**AIM OF THE EXERCISE:** Transcribe all of the records precisely as they are presented.
*** SUPPLIED INFORMATION ***
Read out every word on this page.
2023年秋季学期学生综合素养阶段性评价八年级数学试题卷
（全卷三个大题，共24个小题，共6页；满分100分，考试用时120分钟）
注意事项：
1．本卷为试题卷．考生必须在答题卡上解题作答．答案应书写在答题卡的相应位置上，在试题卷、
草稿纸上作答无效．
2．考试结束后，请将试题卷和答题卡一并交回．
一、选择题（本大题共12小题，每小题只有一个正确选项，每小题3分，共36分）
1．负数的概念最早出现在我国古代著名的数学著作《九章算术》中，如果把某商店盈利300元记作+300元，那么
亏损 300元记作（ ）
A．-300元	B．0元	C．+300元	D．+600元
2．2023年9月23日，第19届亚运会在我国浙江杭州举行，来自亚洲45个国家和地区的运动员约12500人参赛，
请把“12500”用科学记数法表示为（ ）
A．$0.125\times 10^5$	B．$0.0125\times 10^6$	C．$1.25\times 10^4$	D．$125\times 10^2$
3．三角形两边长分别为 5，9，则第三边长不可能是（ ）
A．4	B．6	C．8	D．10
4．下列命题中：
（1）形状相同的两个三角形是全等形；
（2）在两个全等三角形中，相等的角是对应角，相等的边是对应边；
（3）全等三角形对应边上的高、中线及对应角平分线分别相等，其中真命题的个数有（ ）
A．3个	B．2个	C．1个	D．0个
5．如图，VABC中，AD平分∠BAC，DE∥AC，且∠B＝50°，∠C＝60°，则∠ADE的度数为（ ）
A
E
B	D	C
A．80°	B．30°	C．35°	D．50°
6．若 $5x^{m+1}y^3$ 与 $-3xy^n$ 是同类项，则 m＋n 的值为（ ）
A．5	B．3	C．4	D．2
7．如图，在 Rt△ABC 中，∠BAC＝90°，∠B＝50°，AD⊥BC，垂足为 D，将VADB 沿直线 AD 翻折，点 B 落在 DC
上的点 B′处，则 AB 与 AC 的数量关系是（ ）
***
**SOLUTION TO THIS PROBLEM:**
Read out every word on this page.
2023年秋季学期学生综合素养阶段性评价八年级数学试题卷
（全卷三个大题，共24个小题，共6页；满分100分，考试用时120分钟）
注意事项：
1．本卷为试题卷．考生必须在答题卡上解题作答．答案应书写在答题卡的相应位置上，在试题卷、
草稿纸上作答无效．
2．考试结束后，请将试题卷和答题卡一并交回．
一、选择题（本大题共12小题，每小题只有一个正确选项，每小题3分，共36分）
1．负数的概念最早出现在我国古代著名的数学著作《九章算术》中，如果把某商店盈利300元记作+300元，那么
亏损 300元记作（ ）
A．-300元	B．0元	C．+300元	D．+600元
2．2023年9月23日，第19届亚运会在我国浙江杭州举行，来自亚洲45个国家和地区的运动员约12500人参赛，
请把“12500”用科学记数法表示为（ ）
A．$0.125\times 10^5$	B．$0.0125\times 10^6$	C．$1.25\times 10^4$	D．$125\times 10^2$
3．三角形两边长分别为 5，9，则第三边长不可能是（ ）
A．4	B．6	C．8	D．10
4．下列命题中：
（1）形状相同的两个三角形是全等形；
（2）在两个全等三角形中，相等的角是对应角，相等的边是对应边；
（3）全等三角形对应边上的高、中线及对应角平分线分别相等，其中真命题的个数有（ ）
A．3个	B．2个	C．1个	D．0个
5．如图，VABC中，AD平分∠BAC，DE∥AC，且∠B＝50°，∠C＝60°，则∠ADE的度数为（ ）
A
E
B	D	C
A．80°	B．30°	C．35°	D．50°
6．若 $5x^{m+1}y^3$ 与 $-3xy^n$ 是同类项，则 m＋n 的值为（ ）
A．5	B．3	C．4	D．2
7．如图，在 Rt△ABC 中，∠BAC＝90°，∠B＝50°，AD⊥BC，垂足为 D，将VADB 沿直线 AD 翻折，点 B 落在 DC
上的点 B′处，则 AB 与 AC 的数量关系是（ ）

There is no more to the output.